The request - Lines that include the word "Charlevoix" are the ones to copy.

Data entries -
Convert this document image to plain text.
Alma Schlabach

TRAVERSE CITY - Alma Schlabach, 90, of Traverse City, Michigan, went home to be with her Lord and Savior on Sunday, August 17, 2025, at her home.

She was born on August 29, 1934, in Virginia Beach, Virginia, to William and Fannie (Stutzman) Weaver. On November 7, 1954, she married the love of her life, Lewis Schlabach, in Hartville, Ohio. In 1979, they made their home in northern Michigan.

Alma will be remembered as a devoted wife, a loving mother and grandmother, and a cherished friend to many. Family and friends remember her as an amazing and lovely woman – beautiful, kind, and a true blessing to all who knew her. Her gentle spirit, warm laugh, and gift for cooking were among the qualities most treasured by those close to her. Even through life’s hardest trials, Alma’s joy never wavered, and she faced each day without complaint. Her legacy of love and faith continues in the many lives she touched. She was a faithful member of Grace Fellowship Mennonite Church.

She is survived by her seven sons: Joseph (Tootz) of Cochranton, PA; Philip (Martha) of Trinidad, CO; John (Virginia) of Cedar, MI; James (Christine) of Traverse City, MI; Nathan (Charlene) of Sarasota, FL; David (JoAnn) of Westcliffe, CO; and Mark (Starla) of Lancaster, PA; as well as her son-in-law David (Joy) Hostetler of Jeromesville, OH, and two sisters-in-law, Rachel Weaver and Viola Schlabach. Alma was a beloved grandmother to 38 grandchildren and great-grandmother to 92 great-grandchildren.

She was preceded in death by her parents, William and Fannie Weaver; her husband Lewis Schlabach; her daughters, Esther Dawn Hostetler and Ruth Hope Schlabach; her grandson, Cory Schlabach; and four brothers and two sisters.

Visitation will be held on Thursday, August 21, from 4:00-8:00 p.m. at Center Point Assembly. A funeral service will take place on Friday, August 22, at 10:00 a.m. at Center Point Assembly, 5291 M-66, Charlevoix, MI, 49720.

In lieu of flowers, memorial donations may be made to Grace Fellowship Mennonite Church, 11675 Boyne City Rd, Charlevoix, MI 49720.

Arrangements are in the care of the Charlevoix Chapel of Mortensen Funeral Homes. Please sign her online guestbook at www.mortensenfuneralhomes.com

...

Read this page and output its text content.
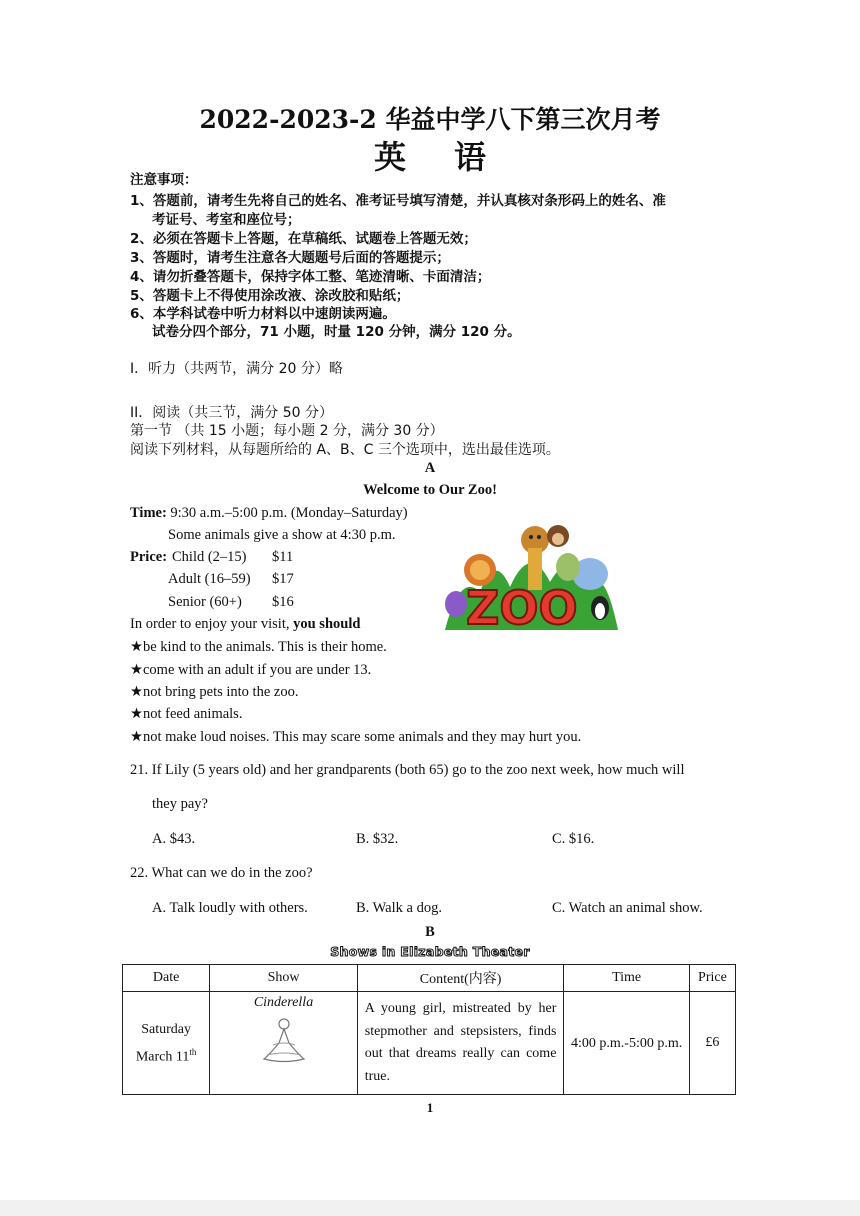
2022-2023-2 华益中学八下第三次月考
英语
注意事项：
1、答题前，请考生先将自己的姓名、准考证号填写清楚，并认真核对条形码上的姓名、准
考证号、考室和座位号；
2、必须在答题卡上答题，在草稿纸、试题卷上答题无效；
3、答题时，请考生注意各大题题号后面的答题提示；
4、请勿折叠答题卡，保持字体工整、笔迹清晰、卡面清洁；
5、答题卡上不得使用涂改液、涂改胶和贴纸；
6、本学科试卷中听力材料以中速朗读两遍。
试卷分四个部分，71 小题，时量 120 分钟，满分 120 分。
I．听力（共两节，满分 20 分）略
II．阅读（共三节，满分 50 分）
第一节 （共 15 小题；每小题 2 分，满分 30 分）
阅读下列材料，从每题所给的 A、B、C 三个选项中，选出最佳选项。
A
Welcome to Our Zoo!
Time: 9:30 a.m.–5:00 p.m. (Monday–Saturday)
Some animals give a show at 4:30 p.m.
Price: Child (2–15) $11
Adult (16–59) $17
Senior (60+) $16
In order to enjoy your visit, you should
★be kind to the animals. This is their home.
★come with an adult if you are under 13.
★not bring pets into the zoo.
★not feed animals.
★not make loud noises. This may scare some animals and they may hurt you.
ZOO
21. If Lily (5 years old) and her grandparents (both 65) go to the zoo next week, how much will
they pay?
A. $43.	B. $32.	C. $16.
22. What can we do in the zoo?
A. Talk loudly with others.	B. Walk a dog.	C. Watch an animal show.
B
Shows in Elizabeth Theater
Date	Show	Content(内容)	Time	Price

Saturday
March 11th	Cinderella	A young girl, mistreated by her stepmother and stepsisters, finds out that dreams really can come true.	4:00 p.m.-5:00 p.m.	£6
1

--

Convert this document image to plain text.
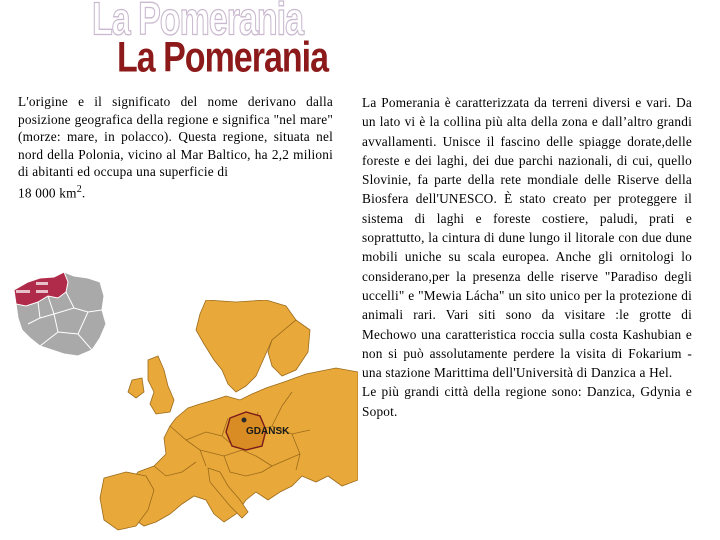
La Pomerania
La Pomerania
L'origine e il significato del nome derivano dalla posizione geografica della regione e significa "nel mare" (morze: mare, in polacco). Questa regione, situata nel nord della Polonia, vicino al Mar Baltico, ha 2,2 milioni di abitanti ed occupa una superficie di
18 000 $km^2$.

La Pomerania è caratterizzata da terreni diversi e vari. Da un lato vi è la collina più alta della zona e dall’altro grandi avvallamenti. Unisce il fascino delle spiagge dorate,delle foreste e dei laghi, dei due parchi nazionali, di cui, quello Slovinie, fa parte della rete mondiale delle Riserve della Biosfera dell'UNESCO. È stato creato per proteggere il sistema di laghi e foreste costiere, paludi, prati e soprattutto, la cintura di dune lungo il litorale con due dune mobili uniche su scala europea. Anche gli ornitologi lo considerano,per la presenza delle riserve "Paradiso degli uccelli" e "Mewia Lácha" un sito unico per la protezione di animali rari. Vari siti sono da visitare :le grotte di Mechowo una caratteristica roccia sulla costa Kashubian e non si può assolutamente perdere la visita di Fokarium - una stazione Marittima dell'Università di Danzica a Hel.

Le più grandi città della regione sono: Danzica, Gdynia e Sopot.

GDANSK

Answer below -
Visitation will be held on Thursday, August 21, from 4:00-8:00 p.m. at Center Point Assembly. A funeral service will take place on Friday, August 22, at 10:00 a.m. at Center Point Assembly, 5291 M-66, Charlevoix, MI, 49720.
In lieu of flowers, memorial donations may be made to Grace Fellowship Mennonite Church, 11675 Boyne City Rd, Charlevoix, MI 49720.
Arrangements are in the care of the Charlevoix Chapel of Mortensen Funeral Homes. Please sign her online guestbook at www.mortensenfuneralhomes.com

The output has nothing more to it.